# Material for the task
----

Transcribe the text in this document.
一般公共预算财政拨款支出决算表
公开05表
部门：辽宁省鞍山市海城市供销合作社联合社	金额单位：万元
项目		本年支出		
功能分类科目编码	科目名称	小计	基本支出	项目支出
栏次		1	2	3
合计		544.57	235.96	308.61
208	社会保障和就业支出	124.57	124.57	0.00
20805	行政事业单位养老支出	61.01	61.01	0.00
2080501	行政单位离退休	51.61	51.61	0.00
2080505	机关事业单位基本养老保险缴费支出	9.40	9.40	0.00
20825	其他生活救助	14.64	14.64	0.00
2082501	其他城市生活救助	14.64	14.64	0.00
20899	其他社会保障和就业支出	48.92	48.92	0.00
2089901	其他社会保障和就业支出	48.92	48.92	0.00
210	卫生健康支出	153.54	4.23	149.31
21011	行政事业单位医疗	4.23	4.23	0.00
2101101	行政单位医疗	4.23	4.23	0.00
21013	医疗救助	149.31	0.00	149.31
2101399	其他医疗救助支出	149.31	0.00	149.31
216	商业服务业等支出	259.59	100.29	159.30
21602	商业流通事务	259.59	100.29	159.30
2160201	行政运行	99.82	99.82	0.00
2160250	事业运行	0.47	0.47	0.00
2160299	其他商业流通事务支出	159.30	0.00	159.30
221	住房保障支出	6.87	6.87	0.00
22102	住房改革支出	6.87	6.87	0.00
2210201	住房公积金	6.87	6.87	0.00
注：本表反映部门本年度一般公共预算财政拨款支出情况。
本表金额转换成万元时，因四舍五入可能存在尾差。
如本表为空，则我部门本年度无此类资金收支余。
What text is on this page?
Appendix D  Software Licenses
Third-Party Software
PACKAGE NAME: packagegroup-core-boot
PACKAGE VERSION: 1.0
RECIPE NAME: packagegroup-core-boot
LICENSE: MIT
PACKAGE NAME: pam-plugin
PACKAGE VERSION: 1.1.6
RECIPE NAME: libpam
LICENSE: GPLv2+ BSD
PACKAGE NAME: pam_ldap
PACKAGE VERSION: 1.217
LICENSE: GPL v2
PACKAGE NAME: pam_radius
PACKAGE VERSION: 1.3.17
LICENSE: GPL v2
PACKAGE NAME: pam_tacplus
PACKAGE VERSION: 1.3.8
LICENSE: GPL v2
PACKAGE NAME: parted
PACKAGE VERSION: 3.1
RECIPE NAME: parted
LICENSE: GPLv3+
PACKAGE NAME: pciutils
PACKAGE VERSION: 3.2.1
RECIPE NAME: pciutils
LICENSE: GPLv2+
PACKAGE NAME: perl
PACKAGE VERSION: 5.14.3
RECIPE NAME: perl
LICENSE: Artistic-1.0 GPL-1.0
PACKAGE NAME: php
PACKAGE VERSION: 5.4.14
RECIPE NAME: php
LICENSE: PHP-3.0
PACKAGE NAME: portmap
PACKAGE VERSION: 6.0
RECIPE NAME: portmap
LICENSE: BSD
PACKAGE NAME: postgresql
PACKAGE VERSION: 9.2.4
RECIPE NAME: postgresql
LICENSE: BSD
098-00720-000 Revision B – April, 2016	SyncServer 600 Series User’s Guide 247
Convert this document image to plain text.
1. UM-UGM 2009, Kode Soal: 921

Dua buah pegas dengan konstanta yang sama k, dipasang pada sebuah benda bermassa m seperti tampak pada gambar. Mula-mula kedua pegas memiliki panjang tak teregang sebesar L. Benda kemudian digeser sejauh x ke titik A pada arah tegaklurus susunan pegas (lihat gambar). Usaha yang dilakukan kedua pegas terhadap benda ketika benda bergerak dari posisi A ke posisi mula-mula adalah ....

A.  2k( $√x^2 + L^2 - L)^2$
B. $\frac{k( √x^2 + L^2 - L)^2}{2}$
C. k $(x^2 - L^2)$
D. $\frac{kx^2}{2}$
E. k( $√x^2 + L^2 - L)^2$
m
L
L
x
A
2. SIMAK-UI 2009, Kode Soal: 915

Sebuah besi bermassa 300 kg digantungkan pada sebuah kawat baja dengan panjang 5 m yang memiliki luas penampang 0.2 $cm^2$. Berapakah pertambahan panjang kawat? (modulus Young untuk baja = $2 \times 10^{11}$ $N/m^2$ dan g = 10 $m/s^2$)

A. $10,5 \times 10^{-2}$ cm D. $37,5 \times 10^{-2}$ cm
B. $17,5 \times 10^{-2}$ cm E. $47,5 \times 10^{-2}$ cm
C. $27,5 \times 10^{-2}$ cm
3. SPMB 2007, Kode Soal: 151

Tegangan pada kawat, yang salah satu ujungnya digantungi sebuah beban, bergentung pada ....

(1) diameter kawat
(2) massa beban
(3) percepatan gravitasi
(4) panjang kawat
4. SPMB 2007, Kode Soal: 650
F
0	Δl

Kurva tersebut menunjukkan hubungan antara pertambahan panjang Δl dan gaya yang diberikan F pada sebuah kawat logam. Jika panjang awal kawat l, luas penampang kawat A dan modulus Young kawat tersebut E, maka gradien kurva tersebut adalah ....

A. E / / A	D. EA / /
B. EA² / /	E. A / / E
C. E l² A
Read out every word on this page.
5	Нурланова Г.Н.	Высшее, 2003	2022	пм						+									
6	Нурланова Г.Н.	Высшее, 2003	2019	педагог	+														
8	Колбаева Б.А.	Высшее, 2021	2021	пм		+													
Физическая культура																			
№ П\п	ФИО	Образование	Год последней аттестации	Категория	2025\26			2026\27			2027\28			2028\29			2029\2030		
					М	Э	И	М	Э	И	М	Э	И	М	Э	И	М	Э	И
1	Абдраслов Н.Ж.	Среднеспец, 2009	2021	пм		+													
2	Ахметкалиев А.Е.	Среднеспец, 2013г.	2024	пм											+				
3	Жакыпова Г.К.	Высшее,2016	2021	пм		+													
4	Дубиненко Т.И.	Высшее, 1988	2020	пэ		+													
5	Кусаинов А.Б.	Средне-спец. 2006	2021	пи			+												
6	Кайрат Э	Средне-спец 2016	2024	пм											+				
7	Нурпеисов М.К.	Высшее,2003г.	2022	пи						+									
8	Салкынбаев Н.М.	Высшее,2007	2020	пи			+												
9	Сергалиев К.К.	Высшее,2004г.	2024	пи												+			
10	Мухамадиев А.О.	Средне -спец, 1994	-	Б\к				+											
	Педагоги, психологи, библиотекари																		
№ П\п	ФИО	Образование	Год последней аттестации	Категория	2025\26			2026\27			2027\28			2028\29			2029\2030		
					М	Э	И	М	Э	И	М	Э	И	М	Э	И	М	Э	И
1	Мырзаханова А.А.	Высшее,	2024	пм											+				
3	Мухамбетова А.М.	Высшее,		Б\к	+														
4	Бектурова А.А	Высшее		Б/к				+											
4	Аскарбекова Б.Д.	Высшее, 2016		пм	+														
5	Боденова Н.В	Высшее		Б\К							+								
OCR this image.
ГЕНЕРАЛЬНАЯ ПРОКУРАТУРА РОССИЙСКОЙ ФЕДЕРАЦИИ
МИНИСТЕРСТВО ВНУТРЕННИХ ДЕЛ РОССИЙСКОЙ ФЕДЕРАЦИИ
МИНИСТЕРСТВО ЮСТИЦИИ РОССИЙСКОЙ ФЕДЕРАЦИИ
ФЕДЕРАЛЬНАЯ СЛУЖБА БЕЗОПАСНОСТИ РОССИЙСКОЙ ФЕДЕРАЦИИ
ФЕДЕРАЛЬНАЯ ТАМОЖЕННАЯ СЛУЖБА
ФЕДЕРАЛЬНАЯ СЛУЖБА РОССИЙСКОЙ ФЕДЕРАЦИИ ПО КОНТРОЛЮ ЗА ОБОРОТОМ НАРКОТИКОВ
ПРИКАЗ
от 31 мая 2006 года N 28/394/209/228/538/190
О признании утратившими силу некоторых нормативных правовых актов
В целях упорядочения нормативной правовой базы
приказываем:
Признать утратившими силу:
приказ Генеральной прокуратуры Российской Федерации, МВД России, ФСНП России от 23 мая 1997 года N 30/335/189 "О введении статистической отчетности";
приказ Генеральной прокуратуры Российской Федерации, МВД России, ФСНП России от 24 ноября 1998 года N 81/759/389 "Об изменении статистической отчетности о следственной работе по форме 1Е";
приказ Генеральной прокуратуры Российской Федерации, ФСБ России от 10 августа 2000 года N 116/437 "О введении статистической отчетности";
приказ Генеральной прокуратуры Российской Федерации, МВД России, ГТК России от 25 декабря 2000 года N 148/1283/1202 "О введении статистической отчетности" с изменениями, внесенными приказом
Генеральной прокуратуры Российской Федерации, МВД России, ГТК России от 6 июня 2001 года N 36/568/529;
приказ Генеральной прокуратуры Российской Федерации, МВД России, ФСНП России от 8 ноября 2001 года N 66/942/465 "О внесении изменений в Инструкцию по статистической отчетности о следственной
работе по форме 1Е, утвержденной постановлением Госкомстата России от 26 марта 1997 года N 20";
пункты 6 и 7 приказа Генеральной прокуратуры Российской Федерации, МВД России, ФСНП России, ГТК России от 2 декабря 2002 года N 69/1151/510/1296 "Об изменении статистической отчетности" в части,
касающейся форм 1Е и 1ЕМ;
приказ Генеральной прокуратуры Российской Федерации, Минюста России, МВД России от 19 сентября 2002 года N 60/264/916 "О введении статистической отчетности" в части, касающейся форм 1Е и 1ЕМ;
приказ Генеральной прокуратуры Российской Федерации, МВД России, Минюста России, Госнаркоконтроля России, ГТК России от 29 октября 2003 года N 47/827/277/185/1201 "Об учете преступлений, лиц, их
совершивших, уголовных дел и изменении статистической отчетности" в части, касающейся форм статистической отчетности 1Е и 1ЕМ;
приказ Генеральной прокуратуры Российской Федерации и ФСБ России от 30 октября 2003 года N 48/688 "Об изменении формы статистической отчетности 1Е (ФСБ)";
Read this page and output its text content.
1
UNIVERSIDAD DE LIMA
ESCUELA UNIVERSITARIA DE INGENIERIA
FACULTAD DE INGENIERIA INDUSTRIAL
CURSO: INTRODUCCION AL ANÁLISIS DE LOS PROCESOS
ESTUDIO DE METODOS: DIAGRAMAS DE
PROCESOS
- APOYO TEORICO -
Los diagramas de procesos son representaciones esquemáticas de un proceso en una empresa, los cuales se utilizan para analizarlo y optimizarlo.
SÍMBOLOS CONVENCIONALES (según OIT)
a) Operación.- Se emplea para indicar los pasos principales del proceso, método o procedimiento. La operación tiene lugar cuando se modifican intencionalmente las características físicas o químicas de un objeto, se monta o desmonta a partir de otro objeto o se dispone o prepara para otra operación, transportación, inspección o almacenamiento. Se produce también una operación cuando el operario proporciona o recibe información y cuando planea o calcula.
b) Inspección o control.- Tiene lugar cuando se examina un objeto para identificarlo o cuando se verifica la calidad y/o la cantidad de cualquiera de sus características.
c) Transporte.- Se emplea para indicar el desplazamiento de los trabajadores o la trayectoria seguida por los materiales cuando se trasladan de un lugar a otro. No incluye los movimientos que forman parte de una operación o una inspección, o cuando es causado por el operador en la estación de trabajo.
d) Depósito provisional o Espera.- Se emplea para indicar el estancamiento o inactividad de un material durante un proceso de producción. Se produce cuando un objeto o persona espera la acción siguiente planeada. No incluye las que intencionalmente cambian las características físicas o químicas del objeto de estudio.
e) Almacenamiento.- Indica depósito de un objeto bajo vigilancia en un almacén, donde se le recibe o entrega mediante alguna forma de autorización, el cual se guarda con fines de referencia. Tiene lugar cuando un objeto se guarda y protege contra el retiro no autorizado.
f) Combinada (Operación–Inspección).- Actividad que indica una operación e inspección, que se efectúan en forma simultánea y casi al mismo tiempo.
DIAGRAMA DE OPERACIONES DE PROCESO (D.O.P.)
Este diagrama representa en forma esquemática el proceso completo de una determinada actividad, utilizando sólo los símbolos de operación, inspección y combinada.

----

# Problem statement
Pick out the lines that contain "otro" and copy them.

# Solution below
a) Operación.- Se emplea para indicar los pasos principales del proceso, método o procedimiento. La operación tiene lugar cuando se modifican intencionalmente las características físicas o químicas de un objeto, se monta o desmonta a partir de otro objeto o se dispone o prepara para otra operación, transportación, inspección o almacenamiento. Se produce también una operación cuando el operario proporciona o recibe información y cuando planea o calcula.
c) Transporte.- Se emplea para indicar el desplazamiento de los trabajadores o la trayectoria seguida por los materiales cuando se trasladan de un lugar a otro. No incluye los movimientos que forman parte de una operación o una inspección, o cuando es causado por el operador en la estación de trabajo.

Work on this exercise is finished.